### RECORDS FOR PROCESSING

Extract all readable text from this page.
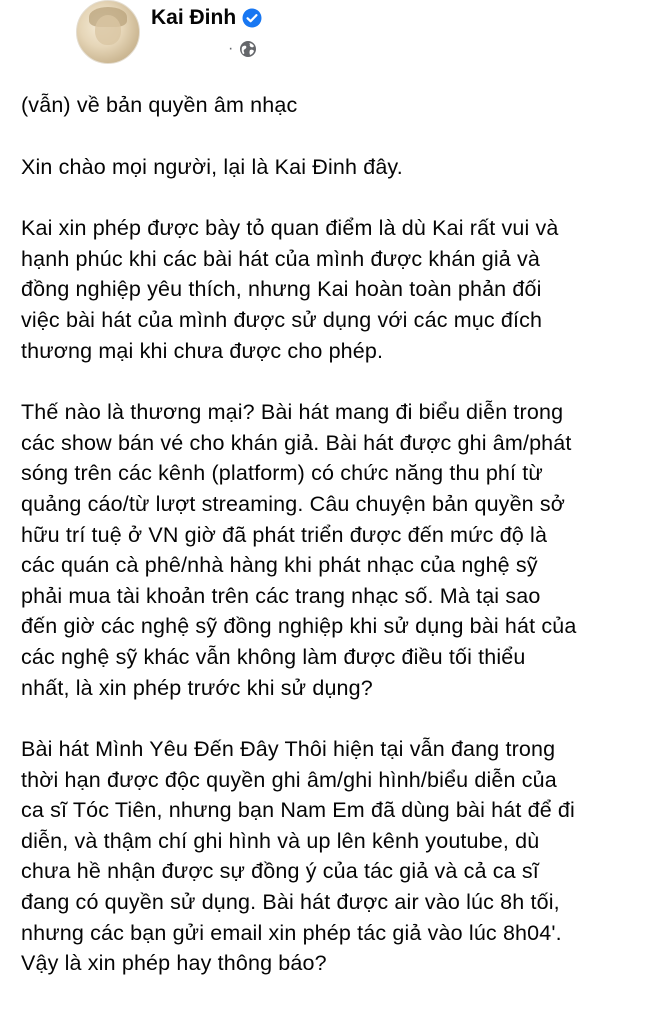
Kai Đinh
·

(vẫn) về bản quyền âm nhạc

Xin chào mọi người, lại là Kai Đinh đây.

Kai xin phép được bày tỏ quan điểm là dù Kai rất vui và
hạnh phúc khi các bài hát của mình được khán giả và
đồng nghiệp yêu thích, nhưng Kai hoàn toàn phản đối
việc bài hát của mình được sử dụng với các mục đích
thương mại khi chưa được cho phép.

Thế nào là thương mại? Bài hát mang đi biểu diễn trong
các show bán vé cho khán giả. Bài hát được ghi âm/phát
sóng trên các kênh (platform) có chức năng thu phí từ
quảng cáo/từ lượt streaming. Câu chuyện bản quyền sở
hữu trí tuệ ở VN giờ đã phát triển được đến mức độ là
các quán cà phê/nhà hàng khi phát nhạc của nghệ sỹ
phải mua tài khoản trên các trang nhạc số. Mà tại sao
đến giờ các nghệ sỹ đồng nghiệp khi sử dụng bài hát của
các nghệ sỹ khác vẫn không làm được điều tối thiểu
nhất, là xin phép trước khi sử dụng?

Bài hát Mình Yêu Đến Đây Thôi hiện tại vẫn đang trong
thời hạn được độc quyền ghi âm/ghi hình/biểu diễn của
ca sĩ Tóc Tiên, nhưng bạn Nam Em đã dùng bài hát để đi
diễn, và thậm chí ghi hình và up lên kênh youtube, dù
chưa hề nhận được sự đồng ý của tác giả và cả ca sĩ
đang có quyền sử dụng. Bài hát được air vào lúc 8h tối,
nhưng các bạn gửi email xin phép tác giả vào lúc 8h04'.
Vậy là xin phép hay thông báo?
--
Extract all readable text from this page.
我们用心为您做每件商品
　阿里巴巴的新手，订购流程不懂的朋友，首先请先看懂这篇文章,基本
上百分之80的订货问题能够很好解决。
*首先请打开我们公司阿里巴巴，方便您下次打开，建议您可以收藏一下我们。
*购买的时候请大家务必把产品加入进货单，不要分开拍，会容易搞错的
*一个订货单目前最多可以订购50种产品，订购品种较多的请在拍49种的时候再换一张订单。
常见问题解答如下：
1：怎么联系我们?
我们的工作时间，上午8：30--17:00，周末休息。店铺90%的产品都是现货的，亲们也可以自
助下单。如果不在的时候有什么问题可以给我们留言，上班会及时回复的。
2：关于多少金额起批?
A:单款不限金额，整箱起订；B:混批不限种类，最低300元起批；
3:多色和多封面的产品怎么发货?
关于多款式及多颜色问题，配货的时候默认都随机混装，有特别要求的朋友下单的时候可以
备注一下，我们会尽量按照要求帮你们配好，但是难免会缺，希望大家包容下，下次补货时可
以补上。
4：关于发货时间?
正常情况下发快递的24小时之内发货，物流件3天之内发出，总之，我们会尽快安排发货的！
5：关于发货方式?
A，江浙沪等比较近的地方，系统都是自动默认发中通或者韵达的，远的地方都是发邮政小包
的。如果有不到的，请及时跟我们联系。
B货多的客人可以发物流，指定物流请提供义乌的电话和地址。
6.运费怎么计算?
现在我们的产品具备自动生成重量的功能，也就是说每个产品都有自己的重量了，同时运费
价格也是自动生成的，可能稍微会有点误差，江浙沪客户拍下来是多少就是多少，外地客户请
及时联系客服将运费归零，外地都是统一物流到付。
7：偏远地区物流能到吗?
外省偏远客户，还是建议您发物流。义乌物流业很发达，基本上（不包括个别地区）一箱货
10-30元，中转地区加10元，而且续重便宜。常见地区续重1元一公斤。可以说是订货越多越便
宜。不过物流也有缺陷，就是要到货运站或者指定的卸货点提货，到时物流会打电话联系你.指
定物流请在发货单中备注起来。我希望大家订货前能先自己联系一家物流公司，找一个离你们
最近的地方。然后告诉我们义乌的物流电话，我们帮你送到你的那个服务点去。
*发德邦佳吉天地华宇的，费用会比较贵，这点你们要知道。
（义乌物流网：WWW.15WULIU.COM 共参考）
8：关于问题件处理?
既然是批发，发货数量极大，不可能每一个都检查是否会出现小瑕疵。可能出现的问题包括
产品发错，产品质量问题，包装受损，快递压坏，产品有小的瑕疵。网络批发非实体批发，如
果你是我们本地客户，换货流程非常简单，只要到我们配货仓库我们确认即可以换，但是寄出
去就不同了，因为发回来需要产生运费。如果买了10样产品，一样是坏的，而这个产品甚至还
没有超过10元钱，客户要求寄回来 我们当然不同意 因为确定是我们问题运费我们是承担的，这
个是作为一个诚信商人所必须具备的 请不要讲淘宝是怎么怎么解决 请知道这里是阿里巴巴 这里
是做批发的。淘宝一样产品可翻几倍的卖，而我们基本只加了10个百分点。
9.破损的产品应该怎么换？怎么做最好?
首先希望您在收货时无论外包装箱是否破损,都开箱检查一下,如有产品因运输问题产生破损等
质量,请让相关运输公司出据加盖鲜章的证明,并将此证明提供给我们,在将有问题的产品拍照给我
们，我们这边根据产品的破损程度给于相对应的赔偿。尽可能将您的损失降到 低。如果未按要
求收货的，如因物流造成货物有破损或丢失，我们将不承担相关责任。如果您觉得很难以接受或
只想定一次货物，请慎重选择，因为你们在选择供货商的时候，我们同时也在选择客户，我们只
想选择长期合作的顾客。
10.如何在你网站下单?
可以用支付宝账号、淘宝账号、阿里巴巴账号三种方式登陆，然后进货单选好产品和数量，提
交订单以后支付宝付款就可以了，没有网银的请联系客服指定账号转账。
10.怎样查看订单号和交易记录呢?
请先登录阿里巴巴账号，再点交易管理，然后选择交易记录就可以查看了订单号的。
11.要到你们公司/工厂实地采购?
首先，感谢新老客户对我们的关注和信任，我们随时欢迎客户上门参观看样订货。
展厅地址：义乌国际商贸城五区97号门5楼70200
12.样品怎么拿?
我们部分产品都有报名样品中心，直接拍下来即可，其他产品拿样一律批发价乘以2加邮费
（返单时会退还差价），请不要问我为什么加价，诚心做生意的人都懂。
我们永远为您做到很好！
* * *
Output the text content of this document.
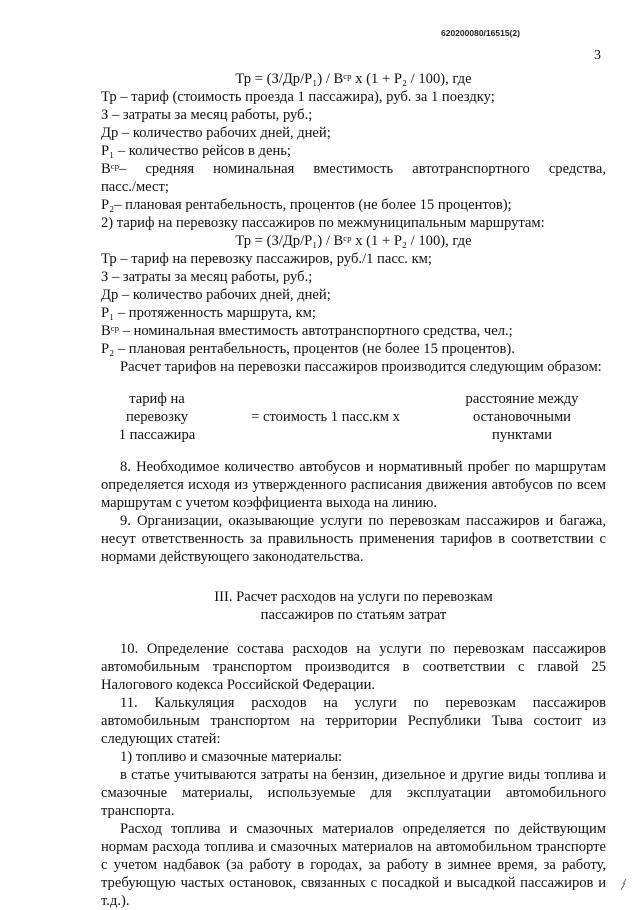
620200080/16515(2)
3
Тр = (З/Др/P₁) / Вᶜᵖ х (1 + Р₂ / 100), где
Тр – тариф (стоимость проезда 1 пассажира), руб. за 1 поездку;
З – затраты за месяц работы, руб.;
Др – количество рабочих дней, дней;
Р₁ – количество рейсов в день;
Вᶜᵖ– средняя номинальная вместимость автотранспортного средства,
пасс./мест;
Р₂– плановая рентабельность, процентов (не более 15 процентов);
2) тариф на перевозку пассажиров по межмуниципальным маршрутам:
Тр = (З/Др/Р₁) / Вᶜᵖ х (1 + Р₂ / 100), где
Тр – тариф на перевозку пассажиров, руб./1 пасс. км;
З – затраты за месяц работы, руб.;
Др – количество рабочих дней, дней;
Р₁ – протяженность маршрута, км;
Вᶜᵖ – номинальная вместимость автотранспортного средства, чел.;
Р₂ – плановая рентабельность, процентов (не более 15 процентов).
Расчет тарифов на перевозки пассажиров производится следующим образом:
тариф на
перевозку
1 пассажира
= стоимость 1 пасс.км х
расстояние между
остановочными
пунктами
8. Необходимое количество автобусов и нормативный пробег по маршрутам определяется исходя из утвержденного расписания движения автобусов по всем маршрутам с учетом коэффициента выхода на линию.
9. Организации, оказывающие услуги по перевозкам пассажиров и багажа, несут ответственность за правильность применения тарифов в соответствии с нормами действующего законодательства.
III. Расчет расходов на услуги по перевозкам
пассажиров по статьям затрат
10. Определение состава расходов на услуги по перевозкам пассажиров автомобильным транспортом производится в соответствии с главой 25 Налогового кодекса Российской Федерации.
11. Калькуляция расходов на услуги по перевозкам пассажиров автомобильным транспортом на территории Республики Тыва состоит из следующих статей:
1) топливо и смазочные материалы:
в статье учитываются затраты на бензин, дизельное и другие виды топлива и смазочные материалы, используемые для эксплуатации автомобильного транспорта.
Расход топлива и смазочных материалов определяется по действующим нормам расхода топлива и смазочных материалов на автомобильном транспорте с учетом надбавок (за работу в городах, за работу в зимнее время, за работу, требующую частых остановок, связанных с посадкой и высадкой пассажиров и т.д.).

### GOAL OF THE EXERCISE
Tally every line of the data that holds the word "nghệ" and write the count alone.

### TASK RESULT
3